Exactly repeat all the records below, omitting the images they hold.

_Records to process_

+--

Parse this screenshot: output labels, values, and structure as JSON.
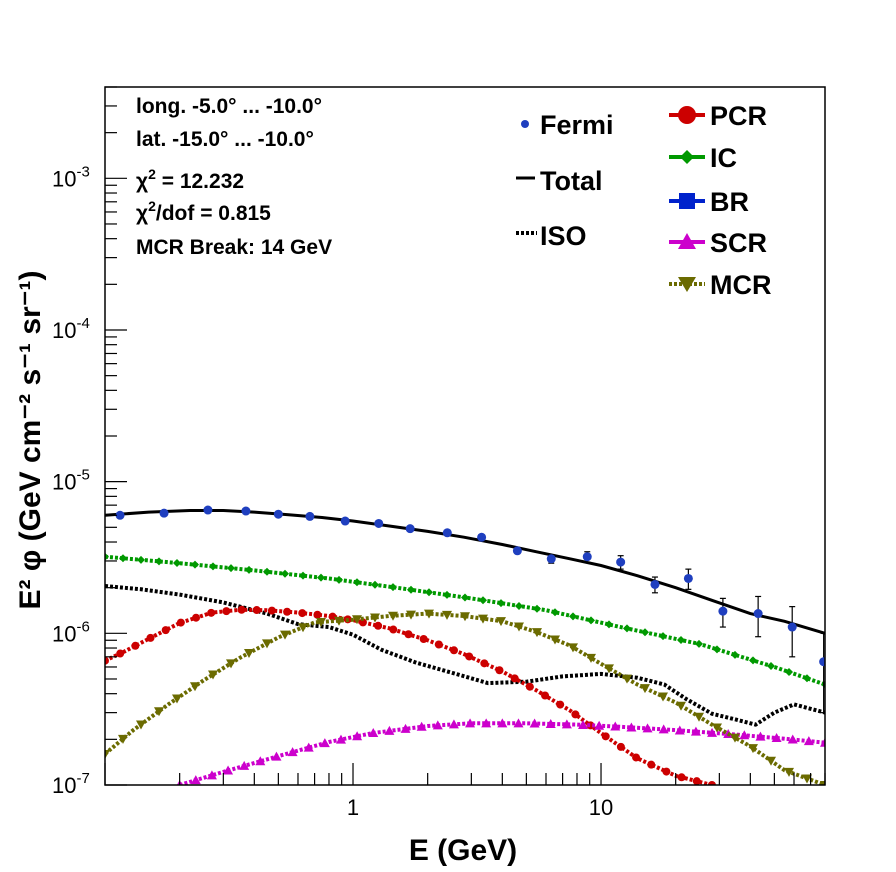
{
  "chart_data": {
    "type": "scatter",
    "xscale": "log",
    "yscale": "log",
    "xlim": [
      0.1,
      80
    ],
    "ylim": [
      1e-07,
      0.004
    ],
    "xlabel": "E (GeV)",
    "ylabel": "E² φ (GeV cm⁻² s⁻¹ sr⁻¹)",
    "x_tick_labels": [
      {
        "value": 1,
        "text": "1"
      },
      {
        "value": 10,
        "text": "10"
      }
    ],
    "y_tick_labels": [
      {
        "value": 1e-07,
        "base": "10",
        "exp": "-7"
      },
      {
        "value": 1e-06,
        "base": "10",
        "exp": "-6"
      },
      {
        "value": 1e-05,
        "base": "10",
        "exp": "-5"
      },
      {
        "value": 0.0001,
        "base": "10",
        "exp": "-4"
      },
      {
        "value": 0.001,
        "base": "10",
        "exp": "-3"
      }
    ],
    "annotations": {
      "long": "long. -5.0° ... -10.0°",
      "lat": "lat. -15.0° ... -10.0°",
      "chi2_prefix": "χ",
      "chi2_sup": "2",
      "chi2_suffix": " = 12.232",
      "chidof_prefix": "χ",
      "chidof_sup": "2",
      "chidof_suffix": "/dof = 0.815",
      "break": "MCR Break: 14 GeV"
    },
    "legend": [
      {
        "name": "Fermi",
        "style": "points"
      },
      {
        "name": "Total",
        "style": "line"
      },
      {
        "name": "ISO",
        "style": "dotted"
      },
      {
        "name": "PCR",
        "style": "circle-line"
      },
      {
        "name": "IC",
        "style": "diamond-line"
      },
      {
        "name": "BR",
        "style": "square-line"
      },
      {
        "name": "SCR",
        "style": "triangle-line"
      },
      {
        "name": "MCR",
        "style": "triangle-down-line"
      }
    ],
    "fermi": {
      "name": "Fermi",
      "color": "#1f3fbf",
      "x": [
        0.115,
        0.173,
        0.26,
        0.37,
        0.5,
        0.67,
        0.93,
        1.27,
        1.7,
        2.4,
        3.3,
        4.6,
        6.3,
        8.8,
        12,
        16.5,
        22.5,
        31,
        43,
        59,
        79
      ],
      "y": [
        6e-06,
        6.2e-06,
        6.5e-06,
        6.4e-06,
        6.1e-06,
        5.9e-06,
        5.5e-06,
        5.3e-06,
        4.9e-06,
        4.6e-06,
        4.3e-06,
        3.5e-06,
        3.1e-06,
        3.2e-06,
        2.95e-06,
        2.1e-06,
        2.3e-06,
        1.4e-06,
        1.35e-06,
        1.1e-06,
        6.5e-07
      ],
      "err_low": [
        0,
        0,
        0,
        0,
        0,
        0,
        0,
        0,
        0,
        0,
        0,
        0,
        2e-07,
        2.5e-07,
        3e-07,
        2.5e-07,
        3.5e-07,
        3e-07,
        4e-07,
        4e-07,
        3.5e-07
      ],
      "err_high": [
        0,
        0,
        0,
        0,
        0,
        0,
        0,
        0,
        0,
        0,
        0,
        0,
        2e-07,
        2.5e-07,
        3e-07,
        2.5e-07,
        3.5e-07,
        3e-07,
        4e-07,
        4e-07,
        3.5e-07
      ]
    },
    "series": [
      {
        "name": "Total",
        "color": "#000000",
        "style": "solid",
        "marker": "none",
        "x": [
          0.1,
          0.15,
          0.22,
          0.3,
          0.4,
          0.55,
          0.75,
          1.0,
          1.4,
          2.0,
          2.8,
          4.0,
          5.5,
          7.5,
          10,
          14,
          20,
          28,
          40,
          55,
          80
        ],
        "y": [
          6e-06,
          6.3e-06,
          6.45e-06,
          6.45e-06,
          6.3e-06,
          6.05e-06,
          5.8e-06,
          5.5e-06,
          5.1e-06,
          4.7e-06,
          4.3e-06,
          3.85e-06,
          3.45e-06,
          3.1e-06,
          2.8e-06,
          2.4e-06,
          2e-06,
          1.65e-06,
          1.35e-06,
          1.2e-06,
          1e-06
        ]
      },
      {
        "name": "ISO",
        "color": "#000000",
        "style": "dotted",
        "marker": "none",
        "x": [
          0.1,
          0.14,
          0.2,
          0.3,
          0.45,
          0.6,
          0.8,
          1.0,
          1.3,
          1.8,
          2.5,
          3.5,
          5,
          7,
          10,
          14,
          18,
          22,
          28,
          35,
          42,
          50,
          60,
          80
        ],
        "y": [
          2.05e-06,
          1.95e-06,
          1.8e-06,
          1.6e-06,
          1.35e-06,
          1.15e-06,
          1.1e-06,
          9.8e-07,
          7.8e-07,
          6.4e-07,
          5.5e-07,
          4.7e-07,
          4.8e-07,
          5.2e-07,
          5.4e-07,
          5.1e-07,
          4.6e-07,
          3.7e-07,
          2.95e-07,
          2.7e-07,
          2.5e-07,
          3e-07,
          3.4e-07,
          3e-07
        ]
      },
      {
        "name": "PCR",
        "color": "#cc0000",
        "style": "dashed",
        "marker": "circle",
        "x": [
          0.1,
          0.12,
          0.15,
          0.2,
          0.27,
          0.35,
          0.45,
          0.6,
          0.8,
          1.0,
          1.4,
          2.0,
          2.8,
          4.0,
          5.5,
          7.5,
          10,
          14,
          20,
          28
        ],
        "y": [
          6.6e-07,
          7.6e-07,
          9.2e-07,
          1.17e-06,
          1.37e-06,
          1.43e-06,
          1.42e-06,
          1.37e-06,
          1.3e-06,
          1.22e-06,
          1.08e-06,
          9e-07,
          7.3e-07,
          5.6e-07,
          4.2e-07,
          3.1e-07,
          2.2e-07,
          1.5e-07,
          1.15e-07,
          1e-07
        ]
      },
      {
        "name": "IC",
        "color": "#009900",
        "style": "dashed",
        "marker": "diamond",
        "x": [
          0.1,
          0.2,
          0.4,
          0.8,
          1.5,
          3,
          6,
          12,
          25,
          50,
          80
        ],
        "y": [
          3.2e-06,
          2.9e-06,
          2.6e-06,
          2.3e-06,
          2e-06,
          1.7e-06,
          1.42e-06,
          1.1e-06,
          8.5e-07,
          6e-07,
          4.6e-07
        ]
      },
      {
        "name": "SCR",
        "color": "#cc00cc",
        "style": "dashed",
        "marker": "triangle",
        "x": [
          0.2,
          0.3,
          0.5,
          0.8,
          1.2,
          2.0,
          3.0,
          5.0,
          8.0,
          12,
          20,
          35,
          55,
          80
        ],
        "y": [
          1e-07,
          1.22e-07,
          1.55e-07,
          1.92e-07,
          2.2e-07,
          2.45e-07,
          2.55e-07,
          2.55e-07,
          2.5e-07,
          2.42e-07,
          2.3e-07,
          2.15e-07,
          2.02e-07,
          1.9e-07
        ]
      },
      {
        "name": "MCR",
        "color": "#6b6b00",
        "style": "dashed",
        "marker": "triangle-down",
        "x": [
          0.1,
          0.13,
          0.18,
          0.25,
          0.35,
          0.5,
          0.7,
          1.0,
          1.4,
          2.0,
          2.8,
          4.0,
          5.5,
          7.5,
          10,
          14,
          20,
          28,
          40,
          55,
          80
        ],
        "y": [
          1.6e-07,
          2.3e-07,
          3.4e-07,
          4.9e-07,
          6.9e-07,
          9.4e-07,
          1.18e-06,
          1.23e-06,
          1.3e-06,
          1.35e-06,
          1.3e-06,
          1.2e-06,
          1.02e-06,
          8.3e-07,
          6.3e-07,
          4.6e-07,
          3.5e-07,
          2.5e-07,
          1.8e-07,
          1.25e-07,
          1e-07
        ]
      }
    ]
  }
}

+--

_Output of the task_
Parse this screenshot: output labels, values, and structure as JSON.
{
  "chart_data": {
    "type": "scatter",
    "xscale": "log",
    "yscale": "log",
    "xlim": [
      0.1,
      80
    ],
    "ylim": [
      1e-07,
      0.004
    ],
    "xlabel": "E (GeV)",
    "ylabel": "E² φ (GeV cm⁻² s⁻¹ sr⁻¹)",
    "x_tick_labels": [
      {
        "value": 1,
        "text": "1"
      },
      {
        "value": 10,
        "text": "10"
      }
    ],
    "y_tick_labels": [
      {
        "value": 1e-07,
        "base": "10",
        "exp": "-7"
      },
      {
        "value": 1e-06,
        "base": "10",
        "exp": "-6"
      },
      {
        "value": 1e-05,
        "base": "10",
        "exp": "-5"
      },
      {
        "value": 0.0001,
        "base": "10",
        "exp": "-4"
      },
      {
        "value": 0.001,
        "base": "10",
        "exp": "-3"
      }
    ],
    "annotations": {
      "long": "long. -5.0° ... -10.0°",
      "lat": "lat. -15.0° ... -10.0°",
      "chi2_prefix": "χ",
      "chi2_sup": "2",
      "chi2_suffix": " = 12.232",
      "chidof_prefix": "χ",
      "chidof_sup": "2",
      "chidof_suffix": "/dof = 0.815",
      "break": "MCR Break: 14 GeV"
    },
    "legend": [
      {
        "name": "Fermi",
        "style": "points"
      },
      {
        "name": "Total",
        "style": "line"
      },
      {
        "name": "ISO",
        "style": "dotted"
      },
      {
        "name": "PCR",
        "style": "circle-line"
      },
      {
        "name": "IC",
        "style": "diamond-line"
      },
      {
        "name": "BR",
        "style": "square-line"
      },
      {
        "name": "SCR",
        "style": "triangle-line"
      },
      {
        "name": "MCR",
        "style": "triangle-down-line"
      }
    ],
    "fermi": {
      "name": "Fermi",
      "color": "#1f3fbf",
      "x": [
        0.115,
        0.173,
        0.26,
        0.37,
        0.5,
        0.67,
        0.93,
        1.27,
        1.7,
        2.4,
        3.3,
        4.6,
        6.3,
        8.8,
        12,
        16.5,
        22.5,
        31,
        43,
        59,
        79
      ],
      "y": [
        6e-06,
        6.2e-06,
        6.5e-06,
        6.4e-06,
        6.1e-06,
        5.9e-06,
        5.5e-06,
        5.3e-06,
        4.9e-06,
        4.6e-06,
        4.3e-06,
        3.5e-06,
        3.1e-06,
        3.2e-06,
        2.95e-06,
        2.1e-06,
        2.3e-06,
        1.4e-06,
        1.35e-06,
        1.1e-06,
        6.5e-07
      ],
      "err_low": [
        0,
        0,
        0,
        0,
        0,
        0,
        0,
        0,
        0,
        0,
        0,
        0,
        2e-07,
        2.5e-07,
        3e-07,
        2.5e-07,
        3.5e-07,
        3e-07,
        4e-07,
        4e-07,
        3.5e-07
      ],
      "err_high": [
        0,
        0,
        0,
        0,
        0,
        0,
        0,
        0,
        0,
        0,
        0,
        0,
        2e-07,
        2.5e-07,
        3e-07,
        2.5e-07,
        3.5e-07,
        3e-07,
        4e-07,
        4e-07,
        3.5e-07
      ]
    },
    "series": [
      {
        "name": "Total",
        "color": "#000000",
        "style": "solid",
        "marker": "none",
        "x": [
          0.1,
          0.15,
          0.22,
          0.3,
          0.4,
          0.55,
          0.75,
          1.0,
          1.4,
          2.0,
          2.8,
          4.0,
          5.5,
          7.5,
          10,
          14,
          20,
          28,
          40,
          55,
          80
        ],
        "y": [
          6e-06,
          6.3e-06,
          6.45e-06,
          6.45e-06,
          6.3e-06,
          6.05e-06,
          5.8e-06,
          5.5e-06,
          5.1e-06,
          4.7e-06,
          4.3e-06,
          3.85e-06,
          3.45e-06,
          3.1e-06,
          2.8e-06,
          2.4e-06,
          2e-06,
          1.65e-06,
          1.35e-06,
          1.2e-06,
          1e-06
        ]
      },
      {
        "name": "ISO",
        "color": "#000000",
        "style": "dotted",
        "marker": "none",
        "x": [
          0.1,
          0.14,
          0.2,
          0.3,
          0.45,
          0.6,
          0.8,
          1.0,
          1.3,
          1.8,
          2.5,
          3.5,
          5,
          7,
          10,
          14,
          18,
          22,
          28,
          35,
          42,
          50,
          60,
          80
        ],
        "y": [
          2.05e-06,
          1.95e-06,
          1.8e-06,
          1.6e-06,
          1.35e-06,
          1.15e-06,
          1.1e-06,
          9.8e-07,
          7.8e-07,
          6.4e-07,
          5.5e-07,
          4.7e-07,
          4.8e-07,
          5.2e-07,
          5.4e-07,
          5.1e-07,
          4.6e-07,
          3.7e-07,
          2.95e-07,
          2.7e-07,
          2.5e-07,
          3e-07,
          3.4e-07,
          3e-07
        ]
      },
      {
        "name": "PCR",
        "color": "#cc0000",
        "style": "dashed",
        "marker": "circle",
        "x": [
          0.1,
          0.12,
          0.15,
          0.2,
          0.27,
          0.35,
          0.45,
          0.6,
          0.8,
          1.0,
          1.4,
          2.0,
          2.8,
          4.0,
          5.5,
          7.5,
          10,
          14,
          20,
          28
        ],
        "y": [
          6.6e-07,
          7.6e-07,
          9.2e-07,
          1.17e-06,
          1.37e-06,
          1.43e-06,
          1.42e-06,
          1.37e-06,
          1.3e-06,
          1.22e-06,
          1.08e-06,
          9e-07,
          7.3e-07,
          5.6e-07,
          4.2e-07,
          3.1e-07,
          2.2e-07,
          1.5e-07,
          1.15e-07,
          1e-07
        ]
      },
      {
        "name": "IC",
        "color": "#009900",
        "style": "dashed",
        "marker": "diamond",
        "x": [
          0.1,
          0.2,
          0.4,
          0.8,
          1.5,
          3,
          6,
          12,
          25,
          50,
          80
        ],
        "y": [
          3.2e-06,
          2.9e-06,
          2.6e-06,
          2.3e-06,
          2e-06,
          1.7e-06,
          1.42e-06,
          1.1e-06,
          8.5e-07,
          6e-07,
          4.6e-07
        ]
      },
      {
        "name": "SCR",
        "color": "#cc00cc",
        "style": "dashed",
        "marker": "triangle",
        "x": [
          0.2,
          0.3,
          0.5,
          0.8,
          1.2,
          2.0,
          3.0,
          5.0,
          8.0,
          12,
          20,
          35,
          55,
          80
        ],
        "y": [
          1e-07,
          1.22e-07,
          1.55e-07,
          1.92e-07,
          2.2e-07,
          2.45e-07,
          2.55e-07,
          2.55e-07,
          2.5e-07,
          2.42e-07,
          2.3e-07,
          2.15e-07,
          2.02e-07,
          1.9e-07
        ]
      },
      {
        "name": "MCR",
        "color": "#6b6b00",
        "style": "dashed",
        "marker": "triangle-down",
        "x": [
          0.1,
          0.13,
          0.18,
          0.25,
          0.35,
          0.5,
          0.7,
          1.0,
          1.4,
          2.0,
          2.8,
          4.0,
          5.5,
          7.5,
          10,
          14,
          20,
          28,
          40,
          55,
          80
        ],
        "y": [
          1.6e-07,
          2.3e-07,
          3.4e-07,
          4.9e-07,
          6.9e-07,
          9.4e-07,
          1.18e-06,
          1.23e-06,
          1.3e-06,
          1.35e-06,
          1.3e-06,
          1.2e-06,
          1.02e-06,
          8.3e-07,
          6.3e-07,
          4.6e-07,
          3.5e-07,
          2.5e-07,
          1.8e-07,
          1.25e-07,
          1e-07
        ]
      }
    ]
  }
}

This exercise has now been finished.